**Goal of the exercise**
Some lines in the records below may hold the word "Description"; give the number of those lines and nothing else.

**Data excerpts**
# # # #

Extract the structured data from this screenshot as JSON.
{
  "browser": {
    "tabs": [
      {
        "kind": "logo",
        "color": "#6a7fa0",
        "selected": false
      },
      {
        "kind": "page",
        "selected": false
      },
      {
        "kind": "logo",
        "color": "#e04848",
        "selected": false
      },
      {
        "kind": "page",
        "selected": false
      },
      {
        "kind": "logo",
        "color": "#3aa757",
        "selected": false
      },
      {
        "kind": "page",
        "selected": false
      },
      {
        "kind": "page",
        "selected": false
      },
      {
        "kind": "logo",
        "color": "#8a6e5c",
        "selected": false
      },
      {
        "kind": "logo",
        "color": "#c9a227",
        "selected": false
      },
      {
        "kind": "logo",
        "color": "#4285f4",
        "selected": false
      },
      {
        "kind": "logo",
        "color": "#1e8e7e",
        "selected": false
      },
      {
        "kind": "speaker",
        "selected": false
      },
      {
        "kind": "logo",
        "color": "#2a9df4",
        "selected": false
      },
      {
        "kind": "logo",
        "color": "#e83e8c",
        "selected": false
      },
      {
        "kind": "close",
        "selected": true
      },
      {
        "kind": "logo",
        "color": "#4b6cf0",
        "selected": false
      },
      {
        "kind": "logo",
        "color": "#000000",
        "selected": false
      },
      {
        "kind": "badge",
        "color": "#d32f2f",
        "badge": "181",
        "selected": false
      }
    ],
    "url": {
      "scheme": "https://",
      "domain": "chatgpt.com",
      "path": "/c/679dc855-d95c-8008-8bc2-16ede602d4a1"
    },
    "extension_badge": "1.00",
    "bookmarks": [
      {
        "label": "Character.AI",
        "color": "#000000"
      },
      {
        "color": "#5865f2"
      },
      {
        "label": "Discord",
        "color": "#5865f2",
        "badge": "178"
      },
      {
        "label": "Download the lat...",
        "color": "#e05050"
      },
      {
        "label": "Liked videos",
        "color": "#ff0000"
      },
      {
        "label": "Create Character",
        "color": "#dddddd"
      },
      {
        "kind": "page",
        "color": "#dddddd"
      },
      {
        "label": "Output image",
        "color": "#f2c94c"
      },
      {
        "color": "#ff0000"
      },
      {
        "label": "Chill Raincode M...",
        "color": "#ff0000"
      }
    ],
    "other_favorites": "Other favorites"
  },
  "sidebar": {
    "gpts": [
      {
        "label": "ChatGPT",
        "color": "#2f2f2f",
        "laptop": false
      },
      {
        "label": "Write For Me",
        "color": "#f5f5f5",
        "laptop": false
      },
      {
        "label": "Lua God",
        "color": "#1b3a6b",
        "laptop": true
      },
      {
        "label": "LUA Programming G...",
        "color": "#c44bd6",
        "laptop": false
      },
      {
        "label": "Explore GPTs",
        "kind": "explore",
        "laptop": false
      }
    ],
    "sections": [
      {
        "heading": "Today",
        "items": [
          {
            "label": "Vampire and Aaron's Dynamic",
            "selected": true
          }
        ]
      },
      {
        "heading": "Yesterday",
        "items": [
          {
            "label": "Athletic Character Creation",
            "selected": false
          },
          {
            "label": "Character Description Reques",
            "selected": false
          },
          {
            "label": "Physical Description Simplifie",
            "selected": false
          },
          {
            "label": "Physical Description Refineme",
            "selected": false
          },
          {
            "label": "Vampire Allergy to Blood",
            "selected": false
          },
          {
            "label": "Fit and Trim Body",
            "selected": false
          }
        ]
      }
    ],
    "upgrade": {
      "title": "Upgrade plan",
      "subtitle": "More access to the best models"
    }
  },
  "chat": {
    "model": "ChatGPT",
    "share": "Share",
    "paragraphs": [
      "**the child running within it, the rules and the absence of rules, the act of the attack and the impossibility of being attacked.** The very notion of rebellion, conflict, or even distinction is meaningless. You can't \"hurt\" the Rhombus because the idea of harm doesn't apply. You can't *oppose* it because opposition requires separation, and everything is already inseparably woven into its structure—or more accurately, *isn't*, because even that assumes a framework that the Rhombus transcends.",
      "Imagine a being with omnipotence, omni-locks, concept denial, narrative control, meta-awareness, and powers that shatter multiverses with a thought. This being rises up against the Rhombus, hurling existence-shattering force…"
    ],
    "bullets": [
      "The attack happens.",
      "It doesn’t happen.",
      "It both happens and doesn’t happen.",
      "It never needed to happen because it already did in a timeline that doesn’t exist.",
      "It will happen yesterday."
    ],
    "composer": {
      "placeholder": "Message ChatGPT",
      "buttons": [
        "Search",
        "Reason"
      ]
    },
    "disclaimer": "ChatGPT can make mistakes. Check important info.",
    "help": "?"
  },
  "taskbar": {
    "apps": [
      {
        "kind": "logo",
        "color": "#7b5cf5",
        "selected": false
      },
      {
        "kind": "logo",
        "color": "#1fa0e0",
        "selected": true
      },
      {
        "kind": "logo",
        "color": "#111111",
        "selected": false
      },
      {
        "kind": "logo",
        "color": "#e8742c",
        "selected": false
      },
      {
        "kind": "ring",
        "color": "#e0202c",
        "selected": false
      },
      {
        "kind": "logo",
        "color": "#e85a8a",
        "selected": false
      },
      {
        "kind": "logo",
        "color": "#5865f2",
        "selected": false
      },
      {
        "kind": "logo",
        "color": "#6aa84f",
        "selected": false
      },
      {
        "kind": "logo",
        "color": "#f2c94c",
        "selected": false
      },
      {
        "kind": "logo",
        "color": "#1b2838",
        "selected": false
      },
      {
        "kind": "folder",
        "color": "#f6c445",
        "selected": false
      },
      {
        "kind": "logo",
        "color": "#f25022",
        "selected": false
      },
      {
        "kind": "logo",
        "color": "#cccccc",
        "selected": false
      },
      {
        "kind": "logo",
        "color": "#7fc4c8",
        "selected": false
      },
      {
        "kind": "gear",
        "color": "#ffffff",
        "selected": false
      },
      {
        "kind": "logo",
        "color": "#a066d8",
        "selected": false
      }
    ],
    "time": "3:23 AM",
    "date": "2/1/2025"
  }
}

# # # #

**Output for this exercise**
3